# Task:
Update the lines between the one holding "yemen-point — [156, 518, 176, 538]" and the one holding "legend-item-yemen[interactable]: Immigrants from", inclusive, by changing "albanians-point" to "albanians-marker" and leaving everything else as it is. Return only those lines.

# Data listing:
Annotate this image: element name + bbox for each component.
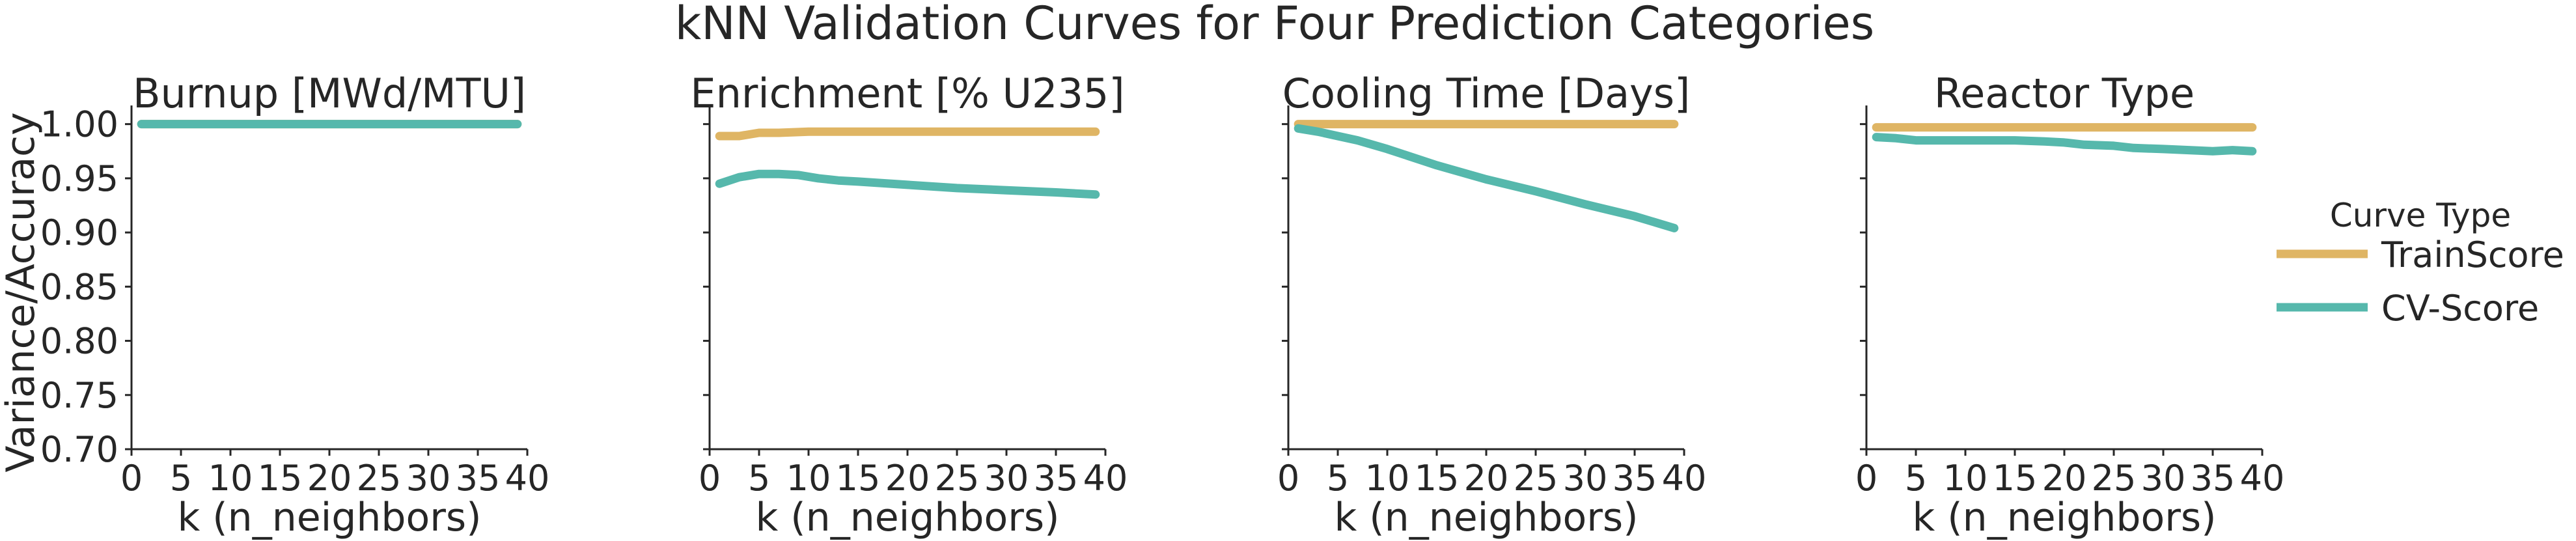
x-tick-label: 30 xyxy=(406,458,451,499)
figure-title: kNN Validation Curves for Four Predictio… xyxy=(675,0,1874,50)
x-axis-label: k (n_neighbors) xyxy=(177,495,481,540)
y-tick-label: 0.90 xyxy=(40,212,118,253)
x-tick-label: 15 xyxy=(1415,458,1460,499)
y-tick-label: 0.75 xyxy=(40,375,118,416)
x-tick-label: 0 xyxy=(120,458,143,499)
series-line-cv-score xyxy=(715,169,1100,199)
x-tick-label: 20 xyxy=(307,458,352,499)
y-tick-label: 0.70 xyxy=(40,429,118,470)
x-tick-label: 15 xyxy=(1993,458,2038,499)
x-tick-label: 10 xyxy=(208,458,253,499)
x-tick-label: 20 xyxy=(2042,458,2087,499)
x-tick-label: 30 xyxy=(984,458,1029,499)
x-tick-label: 0 xyxy=(699,458,721,499)
x-tick-label: 15 xyxy=(258,458,303,499)
series-line-trainscore xyxy=(715,127,1100,141)
y-tick-label: 0.95 xyxy=(40,158,118,199)
x-tick-label: 35 xyxy=(1613,458,1657,499)
x-axis-label: k (n_neighbors) xyxy=(1912,495,2216,540)
x-tick-label: 5 xyxy=(748,458,770,499)
x-tick-label: 20 xyxy=(885,458,930,499)
y-tick-label: 1.00 xyxy=(40,104,118,145)
x-tick-label: 10 xyxy=(786,458,831,499)
panel-title: Enrichment [% U235] xyxy=(690,70,1124,117)
x-axis-label: k (n_neighbors) xyxy=(755,495,1059,540)
series-line-cv-score xyxy=(1872,133,2257,156)
panel-1: Burnup [MWd/MTU] 0.70 0.75 0.80 0.85 0.90 0.95… xyxy=(40,70,550,540)
legend-label-cv-score: CV-Score xyxy=(2381,288,2539,329)
x-tick-label: 0 xyxy=(1277,458,1299,499)
x-tick-label: 40 xyxy=(2240,458,2285,499)
legend-label-trainscore: TrainScore xyxy=(2381,234,2564,275)
panel-2: Enrichment [% U235] 0 5 10 15 20 25 30 35 40 k (n_… xyxy=(690,70,1128,540)
x-tick-label: 25 xyxy=(357,458,402,499)
x-tick-label: 40 xyxy=(1083,458,1128,499)
x-tick-label: 10 xyxy=(1365,458,1410,499)
x-tick-label: 40 xyxy=(505,458,550,499)
x-tick-label: 40 xyxy=(1662,458,1707,499)
x-tick-label: 15 xyxy=(836,458,881,499)
x-tick-label: 35 xyxy=(2191,458,2236,499)
x-tick-label: 35 xyxy=(1034,458,1079,499)
x-tick-label: 30 xyxy=(1563,458,1608,499)
x-tick-label: 10 xyxy=(1943,458,1988,499)
y-axis-label: Variance/Accuracy xyxy=(0,112,44,472)
x-tick-label: 5 xyxy=(1327,458,1349,499)
x-axis-label: k (n_neighbors) xyxy=(1334,495,1638,540)
panel-3: Cooling Time [Days] 0 5 10 15 20 25 30 35 40 k (n_… xyxy=(1277,70,1707,540)
y-tick-label: 0.85 xyxy=(40,266,118,307)
x-tick-label: 25 xyxy=(2092,458,2137,499)
series-line-cv-score xyxy=(1294,124,1679,232)
x-tick-label: 20 xyxy=(1464,458,1509,499)
panel-title: Cooling Time [Days] xyxy=(1282,70,1691,117)
x-tick-label: 5 xyxy=(170,458,192,499)
x-tick-label: 0 xyxy=(1855,458,1877,499)
x-tick-label: 5 xyxy=(1905,458,1927,499)
y-tick-label: 0.80 xyxy=(40,321,118,362)
legend: Curve Type TrainScore CV-Score xyxy=(2277,197,2564,329)
x-tick-label: 30 xyxy=(2141,458,2186,499)
panel-title: Burnup [MWd/MTU] xyxy=(133,70,526,117)
legend-title: Curve Type xyxy=(2330,197,2511,234)
x-tick-label: 35 xyxy=(456,458,501,499)
panel-title: Reactor Type xyxy=(1934,70,2195,117)
x-tick-label: 25 xyxy=(1514,458,1558,499)
panel-4: Reactor Type 0 5 10 15 20 25 30 35 40 k (n_neighbo… xyxy=(1855,70,2285,540)
x-tick-label: 25 xyxy=(935,458,980,499)
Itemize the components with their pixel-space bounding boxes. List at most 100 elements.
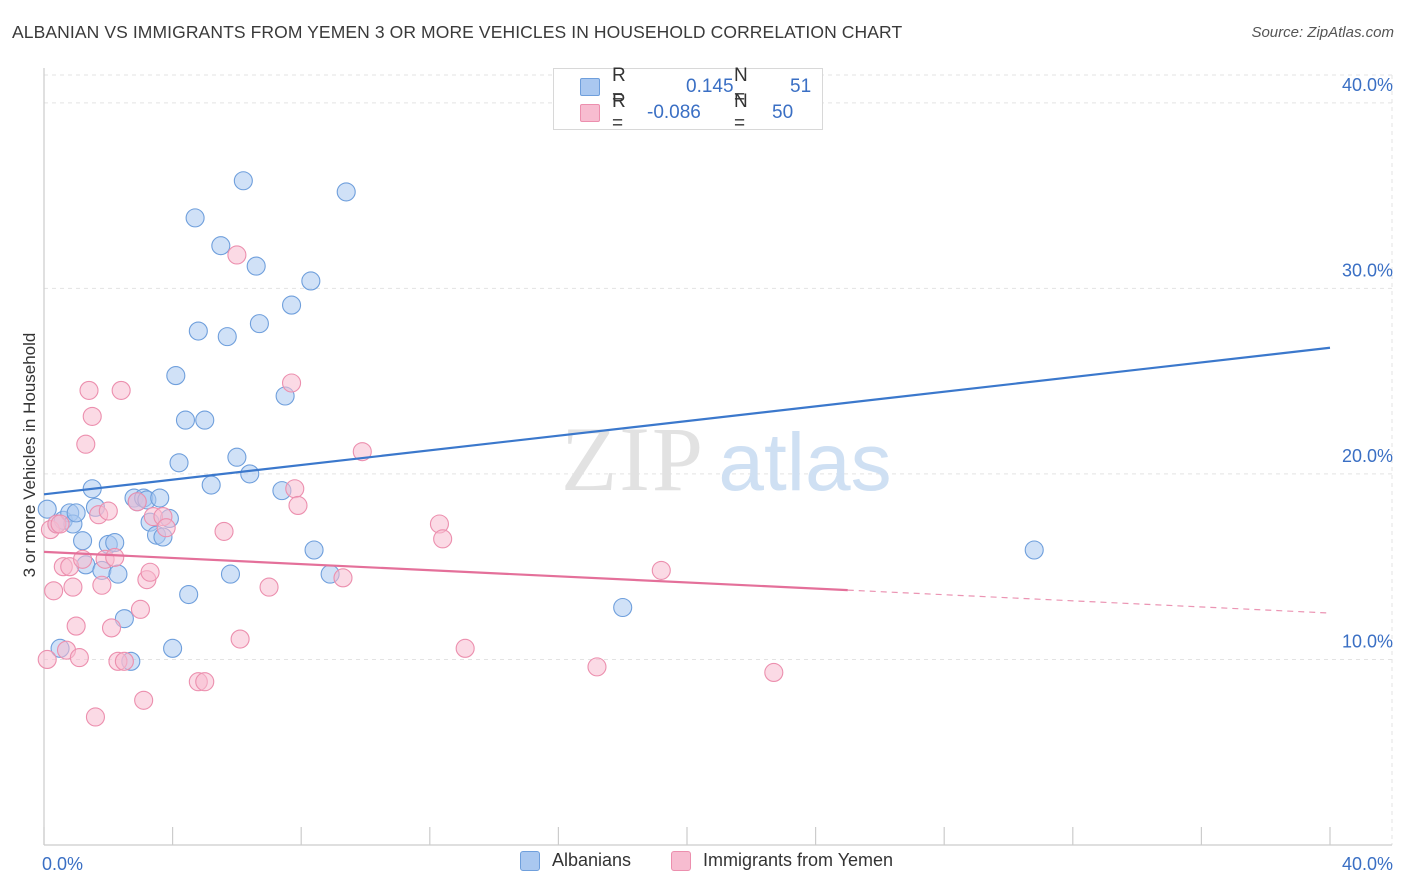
yemen-point — [156, 518, 176, 538]
yemen-point — [134, 690, 154, 710]
albanians-point — [249, 314, 269, 334]
stats-legend: R = 0.145 N = 51 R = -0.086 N = 50 — [553, 65, 823, 134]
albanians-point — [201, 475, 221, 495]
yemen-point — [79, 380, 99, 400]
albanians-point — [73, 531, 93, 551]
yemen-point — [130, 599, 150, 619]
yemen-point — [82, 406, 102, 426]
albanians-point — [220, 564, 241, 584]
albanians-point — [282, 295, 302, 315]
trend-line-yemen — [43, 550, 848, 592]
series-albanians — [37, 171, 1044, 671]
yemen-point — [114, 651, 134, 671]
albanians-point — [240, 464, 260, 484]
albanians-point — [114, 609, 134, 629]
yemen-swatch — [580, 104, 600, 122]
albanians-point — [1024, 540, 1044, 560]
n-value: 50 — [772, 102, 794, 123]
yemen-legend-swatch — [671, 850, 691, 871]
yemen-point — [44, 581, 64, 601]
albanians-point — [166, 366, 186, 386]
legend-label-yemen: Immigrants from Yemen — [703, 850, 894, 870]
trend-lines — [43, 346, 1331, 614]
albanians-point — [301, 271, 321, 291]
x-tick-label-min: 0.0% — [42, 854, 83, 874]
legend-item-albanians[interactable]: Albanians — [520, 850, 631, 871]
x-tick-label-max: 40.0% — [1342, 854, 1393, 874]
albanians-point — [188, 321, 208, 341]
yemen-point — [227, 245, 247, 265]
albanians-point — [227, 447, 247, 467]
albanians-point — [150, 488, 170, 508]
yemen-point — [98, 501, 118, 521]
legend-item-yemen[interactable]: Immigrants from Yemen — [671, 850, 893, 871]
source-credit: Source: ZipAtlas.com — [1251, 24, 1394, 41]
bottom-legend: Albanians Immigrants from Yemen — [0, 850, 1406, 880]
yemen-point — [433, 529, 453, 549]
tick-labels: 10.0% 20.0% 30.0% 40.0% 0.0% 40.0% — [42, 75, 1393, 874]
albanians-point — [179, 584, 199, 605]
yemen-point — [282, 373, 302, 393]
albanians-point — [336, 182, 356, 202]
albanians-point — [233, 171, 253, 191]
r-label: R = — [612, 91, 626, 134]
yemen-point — [764, 662, 784, 682]
watermark-zip: ZIP — [561, 408, 705, 510]
albanians-point — [211, 236, 231, 256]
yemen-point — [195, 672, 215, 692]
yemen-point — [259, 577, 279, 597]
albanians-point — [108, 564, 128, 584]
y-tick-label: 10.0% — [1342, 631, 1393, 651]
y-tick-label: 20.0% — [1342, 446, 1393, 466]
yemen-point — [37, 649, 57, 670]
n-label: N = — [734, 91, 748, 134]
yemen-point — [105, 547, 125, 567]
yemen-point — [111, 380, 131, 400]
albanians-point — [37, 499, 57, 519]
n-label: N = — [734, 65, 748, 108]
albanians-point — [195, 410, 215, 430]
series-yemen — [37, 245, 784, 727]
chart-title: ALBANIAN VS IMMIGRANTS FROM YEMEN 3 OR M… — [12, 22, 903, 42]
albanians-point — [304, 540, 324, 560]
yemen-point — [352, 442, 372, 462]
yemen-point — [587, 657, 607, 677]
albanians-point — [185, 208, 205, 228]
trend-line-albanians — [43, 346, 1331, 496]
r-label: R = — [612, 65, 626, 108]
legend-label-albanians: Albanians — [552, 850, 632, 870]
yemen-point — [333, 568, 353, 588]
yemen-point — [285, 479, 305, 499]
r-value: -0.086 — [647, 102, 701, 123]
y-tick-label: 30.0% — [1342, 260, 1393, 280]
albanians-legend-swatch — [520, 850, 540, 871]
albanians-swatch — [580, 78, 600, 96]
albanians-point — [66, 503, 86, 523]
yemen-point — [92, 575, 112, 595]
albanians-point — [217, 327, 237, 347]
yemen-point — [101, 618, 122, 638]
yemen-point — [230, 629, 250, 649]
n-value: 51 — [790, 76, 812, 97]
albanians-point — [169, 453, 189, 473]
watermark: ZIP atlas — [561, 408, 892, 510]
yemen-point — [288, 495, 308, 516]
yemen-point — [140, 562, 160, 582]
albanians-point — [613, 597, 633, 618]
albanians-point — [246, 256, 266, 276]
yemen-point — [66, 616, 86, 636]
yemen-point — [455, 638, 475, 658]
axes — [43, 68, 1392, 846]
gridlines — [44, 74, 1393, 845]
albanians-point — [175, 410, 196, 430]
yemen-point — [50, 514, 70, 534]
yemen-point — [85, 707, 105, 727]
yemen-point — [63, 577, 83, 597]
yemen-point — [76, 434, 96, 454]
watermark-atlas: atlas — [718, 417, 891, 508]
albanians-point — [163, 638, 183, 658]
yemen-point — [127, 492, 147, 512]
yemen-point — [69, 648, 89, 668]
yemen-point — [651, 560, 671, 580]
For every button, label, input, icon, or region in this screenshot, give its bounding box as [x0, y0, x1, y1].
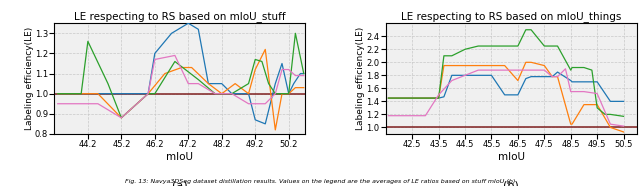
Title: LE respecting to RS based on mIoU_things: LE respecting to RS based on mIoU_things — [401, 11, 621, 22]
X-axis label: mIoU: mIoU — [166, 152, 193, 162]
X-axis label: mIoU: mIoU — [498, 152, 525, 162]
Text: (a): (a) — [172, 180, 188, 186]
Text: Fig. 13: Navya3DSeg dataset distillation results. Values on the legend are the a: Fig. 13: Navya3DSeg dataset distillation… — [125, 179, 515, 184]
Text: (b): (b) — [504, 180, 519, 186]
Title: LE respecting to RS based on mIoU_stuff: LE respecting to RS based on mIoU_stuff — [74, 11, 285, 22]
Y-axis label: Labeling efficiency(LE): Labeling efficiency(LE) — [356, 27, 365, 130]
Y-axis label: Labeling efficiency(LE): Labeling efficiency(LE) — [24, 27, 33, 130]
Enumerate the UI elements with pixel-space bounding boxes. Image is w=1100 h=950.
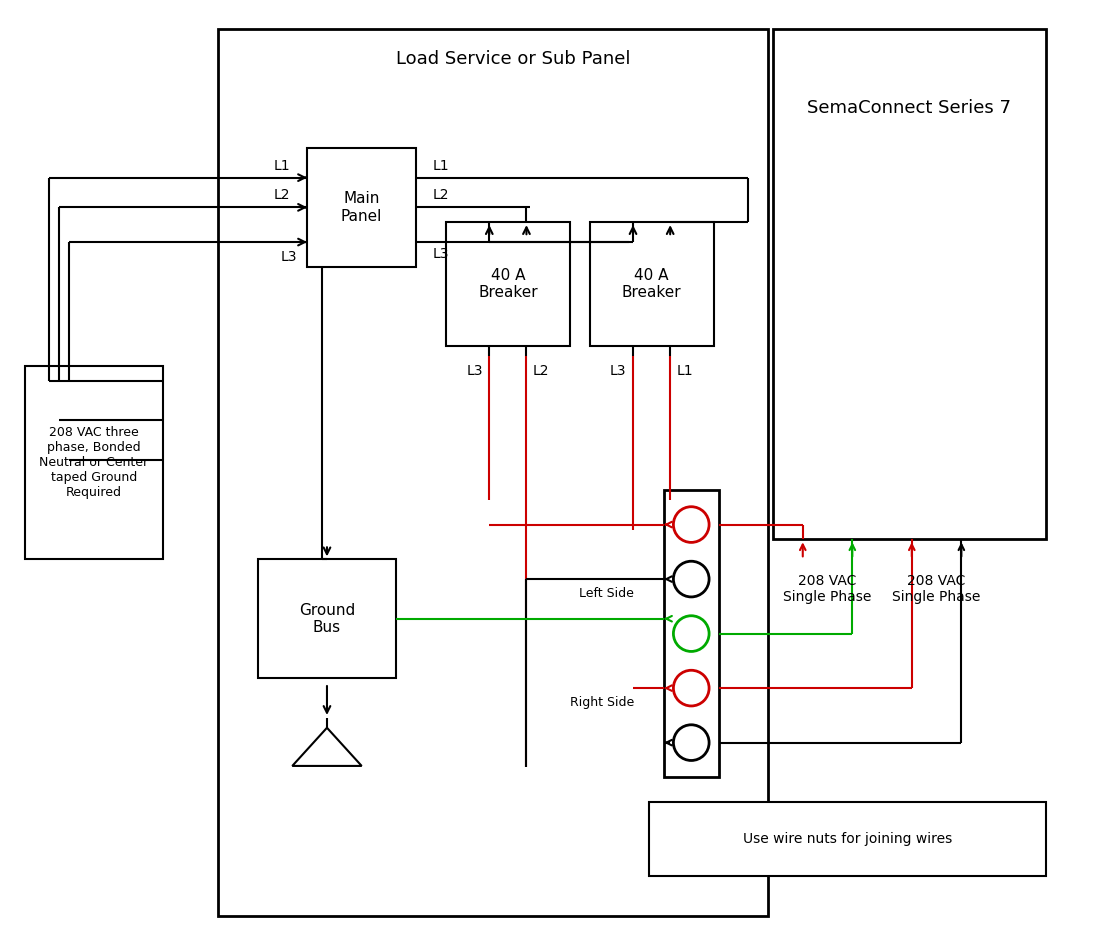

# Answer to the exercise:
yemen-point — [156, 518, 176, 538]
yemen-point — [134, 690, 154, 710]
albanians-marker — [249, 314, 269, 334]
stats-legend: R = 0.145 N = 51 R = -0.086 N = 50 — [553, 65, 823, 134]
albanians-marker — [201, 475, 221, 495]
yemen-point — [79, 380, 99, 400]
albanians-marker — [73, 531, 93, 551]
yemen-point — [130, 599, 150, 619]
yemen-point — [82, 406, 102, 426]
albanians-marker — [220, 564, 241, 584]
albanians-marker — [282, 295, 302, 315]
trend-line-yemen — [43, 550, 848, 592]
series-albanians — [37, 171, 1044, 671]
yemen-point — [114, 651, 134, 671]
albanians-marker — [240, 464, 260, 484]
albanians-marker — [114, 609, 134, 629]
yemen-swatch — [580, 104, 600, 122]
albanians-marker — [1024, 540, 1044, 560]
n-value: 50 — [772, 102, 794, 123]
yemen-legend-swatch — [671, 850, 691, 871]
yemen-point — [44, 581, 64, 601]
albanians-marker — [166, 366, 186, 386]
legend-label-yemen: Immigrants from Yemen — [703, 850, 894, 870]
trend-lines — [43, 346, 1331, 614]
albanians-marker — [301, 271, 321, 291]
x-tick-label-min: 0.0% — [42, 854, 83, 874]
legend-item-albanians[interactable]: Albanians — [520, 850, 631, 871]
x-tick-label-max: 40.0% — [1342, 854, 1393, 874]
albanians-marker — [188, 321, 208, 341]
yemen-point — [227, 245, 247, 265]
albanians-marker — [227, 447, 247, 467]
albanians-marker — [150, 488, 170, 508]
yemen-point — [98, 501, 118, 521]
legend-item-yemen[interactable]: Immigrants from Yemen — [671, 850, 893, 871]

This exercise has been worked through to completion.